╭─ Records for the exercise
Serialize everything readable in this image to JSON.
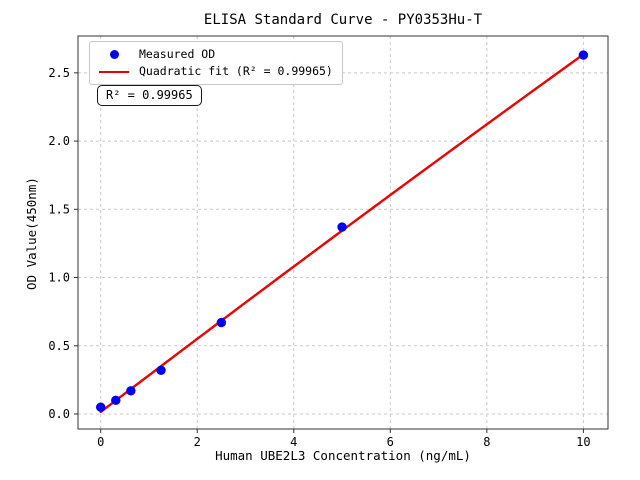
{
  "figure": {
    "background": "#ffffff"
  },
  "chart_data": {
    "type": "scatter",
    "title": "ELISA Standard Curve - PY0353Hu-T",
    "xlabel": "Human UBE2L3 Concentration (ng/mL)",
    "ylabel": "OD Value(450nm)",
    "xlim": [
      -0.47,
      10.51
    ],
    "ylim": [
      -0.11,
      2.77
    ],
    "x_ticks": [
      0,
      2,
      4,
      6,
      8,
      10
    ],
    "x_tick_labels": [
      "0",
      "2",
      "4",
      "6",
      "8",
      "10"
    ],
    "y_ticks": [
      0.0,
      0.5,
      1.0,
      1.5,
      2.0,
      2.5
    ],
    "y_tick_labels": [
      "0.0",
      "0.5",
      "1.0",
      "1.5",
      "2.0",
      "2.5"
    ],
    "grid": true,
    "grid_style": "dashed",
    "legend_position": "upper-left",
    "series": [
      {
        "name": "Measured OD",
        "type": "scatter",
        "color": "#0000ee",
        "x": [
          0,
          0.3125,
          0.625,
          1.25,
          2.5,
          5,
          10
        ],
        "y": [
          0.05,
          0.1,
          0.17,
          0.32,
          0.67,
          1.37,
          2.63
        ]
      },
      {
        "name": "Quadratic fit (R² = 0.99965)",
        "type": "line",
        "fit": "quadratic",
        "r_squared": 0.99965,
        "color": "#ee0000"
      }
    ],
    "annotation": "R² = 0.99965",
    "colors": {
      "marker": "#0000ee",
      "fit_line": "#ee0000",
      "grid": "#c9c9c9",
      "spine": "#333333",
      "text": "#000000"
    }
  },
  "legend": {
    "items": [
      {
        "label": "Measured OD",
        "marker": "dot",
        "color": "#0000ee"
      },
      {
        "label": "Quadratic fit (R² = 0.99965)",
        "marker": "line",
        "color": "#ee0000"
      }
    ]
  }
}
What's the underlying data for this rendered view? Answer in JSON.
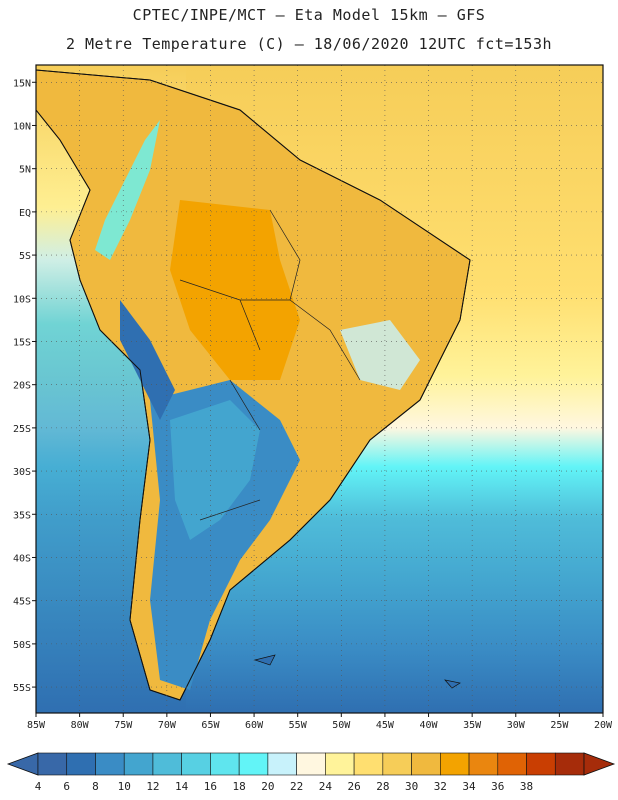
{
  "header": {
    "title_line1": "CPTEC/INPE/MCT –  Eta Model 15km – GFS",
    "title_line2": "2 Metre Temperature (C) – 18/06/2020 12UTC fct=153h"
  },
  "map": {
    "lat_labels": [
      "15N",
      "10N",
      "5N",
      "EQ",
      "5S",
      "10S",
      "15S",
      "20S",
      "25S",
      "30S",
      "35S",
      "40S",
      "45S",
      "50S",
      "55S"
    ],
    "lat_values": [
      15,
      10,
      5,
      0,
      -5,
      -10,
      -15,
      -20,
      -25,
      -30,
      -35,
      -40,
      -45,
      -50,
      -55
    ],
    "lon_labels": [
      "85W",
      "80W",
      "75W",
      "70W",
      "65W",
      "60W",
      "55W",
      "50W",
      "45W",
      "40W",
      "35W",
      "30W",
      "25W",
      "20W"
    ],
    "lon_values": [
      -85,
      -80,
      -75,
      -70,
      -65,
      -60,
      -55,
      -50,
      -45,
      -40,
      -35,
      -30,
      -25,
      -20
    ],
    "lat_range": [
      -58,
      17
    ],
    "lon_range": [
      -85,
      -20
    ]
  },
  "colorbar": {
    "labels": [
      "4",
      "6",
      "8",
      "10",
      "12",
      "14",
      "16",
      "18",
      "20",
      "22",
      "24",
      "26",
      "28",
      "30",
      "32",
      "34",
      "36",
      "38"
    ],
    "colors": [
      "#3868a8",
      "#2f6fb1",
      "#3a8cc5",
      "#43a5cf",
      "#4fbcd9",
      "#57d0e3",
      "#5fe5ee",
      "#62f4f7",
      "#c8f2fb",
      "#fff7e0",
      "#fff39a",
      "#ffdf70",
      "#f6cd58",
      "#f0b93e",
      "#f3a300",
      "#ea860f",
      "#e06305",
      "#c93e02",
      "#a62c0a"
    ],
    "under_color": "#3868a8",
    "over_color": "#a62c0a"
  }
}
╰─
╭─ Records for the exercise
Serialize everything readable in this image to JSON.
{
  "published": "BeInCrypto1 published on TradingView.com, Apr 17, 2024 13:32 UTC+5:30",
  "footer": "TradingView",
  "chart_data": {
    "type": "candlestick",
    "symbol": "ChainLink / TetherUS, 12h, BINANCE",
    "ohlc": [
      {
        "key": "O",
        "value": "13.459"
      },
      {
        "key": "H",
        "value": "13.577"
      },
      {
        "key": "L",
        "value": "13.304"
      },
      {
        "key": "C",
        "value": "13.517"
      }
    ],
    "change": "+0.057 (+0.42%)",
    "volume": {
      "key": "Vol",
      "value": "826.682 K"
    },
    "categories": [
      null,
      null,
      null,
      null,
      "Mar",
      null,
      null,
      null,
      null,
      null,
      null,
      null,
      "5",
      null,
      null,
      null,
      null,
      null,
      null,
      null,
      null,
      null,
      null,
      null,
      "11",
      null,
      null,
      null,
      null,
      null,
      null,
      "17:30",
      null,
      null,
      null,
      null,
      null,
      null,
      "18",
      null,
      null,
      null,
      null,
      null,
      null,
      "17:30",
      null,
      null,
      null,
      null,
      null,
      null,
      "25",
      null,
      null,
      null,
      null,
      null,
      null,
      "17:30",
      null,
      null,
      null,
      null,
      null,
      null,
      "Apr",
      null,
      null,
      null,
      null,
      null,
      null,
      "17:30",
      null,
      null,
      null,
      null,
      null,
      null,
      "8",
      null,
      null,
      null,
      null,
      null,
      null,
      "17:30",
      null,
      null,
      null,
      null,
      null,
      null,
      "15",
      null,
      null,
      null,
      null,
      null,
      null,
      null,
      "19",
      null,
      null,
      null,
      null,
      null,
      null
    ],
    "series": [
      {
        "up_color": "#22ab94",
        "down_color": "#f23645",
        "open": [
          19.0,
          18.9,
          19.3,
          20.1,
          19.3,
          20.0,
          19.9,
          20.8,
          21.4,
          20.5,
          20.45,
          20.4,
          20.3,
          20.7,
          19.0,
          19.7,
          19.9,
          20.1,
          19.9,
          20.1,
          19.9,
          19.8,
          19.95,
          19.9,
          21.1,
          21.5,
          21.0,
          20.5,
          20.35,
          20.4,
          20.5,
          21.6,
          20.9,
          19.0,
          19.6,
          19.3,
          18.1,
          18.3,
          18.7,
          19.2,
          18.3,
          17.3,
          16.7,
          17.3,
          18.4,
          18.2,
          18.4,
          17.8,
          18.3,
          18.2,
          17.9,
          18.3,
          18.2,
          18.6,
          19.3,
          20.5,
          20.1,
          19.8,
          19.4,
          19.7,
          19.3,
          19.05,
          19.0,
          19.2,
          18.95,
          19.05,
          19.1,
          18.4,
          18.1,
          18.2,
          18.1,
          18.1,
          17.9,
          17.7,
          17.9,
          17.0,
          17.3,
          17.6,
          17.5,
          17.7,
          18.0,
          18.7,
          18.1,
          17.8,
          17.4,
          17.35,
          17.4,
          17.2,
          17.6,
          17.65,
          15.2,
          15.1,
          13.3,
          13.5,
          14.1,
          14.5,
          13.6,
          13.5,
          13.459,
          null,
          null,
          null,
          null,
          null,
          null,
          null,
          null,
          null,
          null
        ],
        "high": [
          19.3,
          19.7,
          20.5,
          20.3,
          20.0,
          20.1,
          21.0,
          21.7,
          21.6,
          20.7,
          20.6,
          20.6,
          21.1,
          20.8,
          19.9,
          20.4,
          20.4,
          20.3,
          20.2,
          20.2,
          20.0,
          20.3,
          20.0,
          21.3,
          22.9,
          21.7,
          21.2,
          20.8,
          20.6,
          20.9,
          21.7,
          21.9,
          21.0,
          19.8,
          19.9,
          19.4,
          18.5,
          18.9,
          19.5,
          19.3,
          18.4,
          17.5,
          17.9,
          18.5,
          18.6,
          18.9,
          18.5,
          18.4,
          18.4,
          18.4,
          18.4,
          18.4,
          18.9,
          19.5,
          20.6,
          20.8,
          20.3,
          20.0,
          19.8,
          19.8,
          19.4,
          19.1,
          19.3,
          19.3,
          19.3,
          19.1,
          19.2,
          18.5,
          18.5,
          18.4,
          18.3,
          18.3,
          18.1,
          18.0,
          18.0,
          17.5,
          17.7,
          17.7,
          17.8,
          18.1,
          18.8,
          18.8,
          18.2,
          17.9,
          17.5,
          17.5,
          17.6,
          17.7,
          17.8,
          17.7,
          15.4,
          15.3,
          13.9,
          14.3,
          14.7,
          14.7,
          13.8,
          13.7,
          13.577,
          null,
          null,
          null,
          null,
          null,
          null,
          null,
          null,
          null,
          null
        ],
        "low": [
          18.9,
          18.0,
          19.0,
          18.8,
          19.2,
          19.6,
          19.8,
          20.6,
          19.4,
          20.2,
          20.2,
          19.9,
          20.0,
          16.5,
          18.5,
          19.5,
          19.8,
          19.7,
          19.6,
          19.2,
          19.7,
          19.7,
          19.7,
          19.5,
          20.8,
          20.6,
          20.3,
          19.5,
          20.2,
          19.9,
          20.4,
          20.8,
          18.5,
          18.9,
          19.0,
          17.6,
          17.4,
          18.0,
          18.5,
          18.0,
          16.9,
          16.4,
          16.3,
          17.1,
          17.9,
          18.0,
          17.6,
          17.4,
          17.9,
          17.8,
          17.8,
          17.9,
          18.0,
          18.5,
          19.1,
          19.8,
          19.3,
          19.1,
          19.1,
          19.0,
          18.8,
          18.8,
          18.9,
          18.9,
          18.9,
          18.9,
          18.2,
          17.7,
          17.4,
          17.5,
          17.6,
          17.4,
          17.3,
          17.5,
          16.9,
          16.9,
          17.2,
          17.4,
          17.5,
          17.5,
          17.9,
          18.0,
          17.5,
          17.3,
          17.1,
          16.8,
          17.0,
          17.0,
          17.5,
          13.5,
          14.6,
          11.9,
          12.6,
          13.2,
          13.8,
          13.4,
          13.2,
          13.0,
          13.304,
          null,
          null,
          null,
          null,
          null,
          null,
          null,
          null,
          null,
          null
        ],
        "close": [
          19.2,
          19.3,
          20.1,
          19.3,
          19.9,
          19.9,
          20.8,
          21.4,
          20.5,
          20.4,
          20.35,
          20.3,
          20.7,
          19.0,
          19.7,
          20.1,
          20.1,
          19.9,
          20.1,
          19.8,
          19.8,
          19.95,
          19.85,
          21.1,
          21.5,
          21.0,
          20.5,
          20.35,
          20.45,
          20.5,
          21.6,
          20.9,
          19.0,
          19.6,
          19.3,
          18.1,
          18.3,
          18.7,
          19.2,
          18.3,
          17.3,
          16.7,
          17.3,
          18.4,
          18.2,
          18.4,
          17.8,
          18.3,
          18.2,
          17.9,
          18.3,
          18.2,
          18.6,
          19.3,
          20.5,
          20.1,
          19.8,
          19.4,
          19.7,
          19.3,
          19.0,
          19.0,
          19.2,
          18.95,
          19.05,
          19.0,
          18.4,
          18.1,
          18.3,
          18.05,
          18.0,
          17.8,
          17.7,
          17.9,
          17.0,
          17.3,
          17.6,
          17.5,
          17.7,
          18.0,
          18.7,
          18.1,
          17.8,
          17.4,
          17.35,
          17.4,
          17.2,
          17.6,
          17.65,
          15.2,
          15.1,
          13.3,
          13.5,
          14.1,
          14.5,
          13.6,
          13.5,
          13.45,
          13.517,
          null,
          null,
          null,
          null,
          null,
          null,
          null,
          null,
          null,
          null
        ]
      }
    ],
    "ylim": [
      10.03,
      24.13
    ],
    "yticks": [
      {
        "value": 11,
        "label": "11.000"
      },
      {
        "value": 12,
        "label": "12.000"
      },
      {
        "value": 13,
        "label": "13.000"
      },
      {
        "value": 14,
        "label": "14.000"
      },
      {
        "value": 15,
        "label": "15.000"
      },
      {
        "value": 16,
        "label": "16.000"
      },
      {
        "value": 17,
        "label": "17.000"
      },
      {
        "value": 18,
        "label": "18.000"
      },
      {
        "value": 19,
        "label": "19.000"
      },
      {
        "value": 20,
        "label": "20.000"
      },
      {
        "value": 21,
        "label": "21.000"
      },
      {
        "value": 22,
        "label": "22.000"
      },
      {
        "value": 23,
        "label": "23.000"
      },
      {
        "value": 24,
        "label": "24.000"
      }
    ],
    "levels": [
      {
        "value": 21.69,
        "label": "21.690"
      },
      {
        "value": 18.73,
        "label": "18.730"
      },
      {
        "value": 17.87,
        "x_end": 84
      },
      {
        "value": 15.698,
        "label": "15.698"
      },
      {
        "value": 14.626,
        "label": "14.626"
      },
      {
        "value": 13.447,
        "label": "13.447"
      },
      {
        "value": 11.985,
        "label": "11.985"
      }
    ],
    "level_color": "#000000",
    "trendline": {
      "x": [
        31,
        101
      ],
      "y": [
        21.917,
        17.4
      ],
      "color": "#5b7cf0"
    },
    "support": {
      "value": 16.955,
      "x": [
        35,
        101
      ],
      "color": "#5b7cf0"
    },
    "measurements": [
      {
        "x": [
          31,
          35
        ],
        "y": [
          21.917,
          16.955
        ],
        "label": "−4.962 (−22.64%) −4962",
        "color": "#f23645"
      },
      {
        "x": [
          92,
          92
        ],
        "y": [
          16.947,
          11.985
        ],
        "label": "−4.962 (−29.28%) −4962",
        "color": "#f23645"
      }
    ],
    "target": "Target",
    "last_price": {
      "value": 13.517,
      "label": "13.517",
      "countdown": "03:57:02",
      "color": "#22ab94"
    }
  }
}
╰─
• Prompt: Check each line of the records for the word "TradingView", and show the lines that contain it.

• Exercise response:
  "published": "BeInCrypto1 published on TradingView.com, Apr 17, 2024 13:32 UTC+5:30",
  "footer": "TradingView",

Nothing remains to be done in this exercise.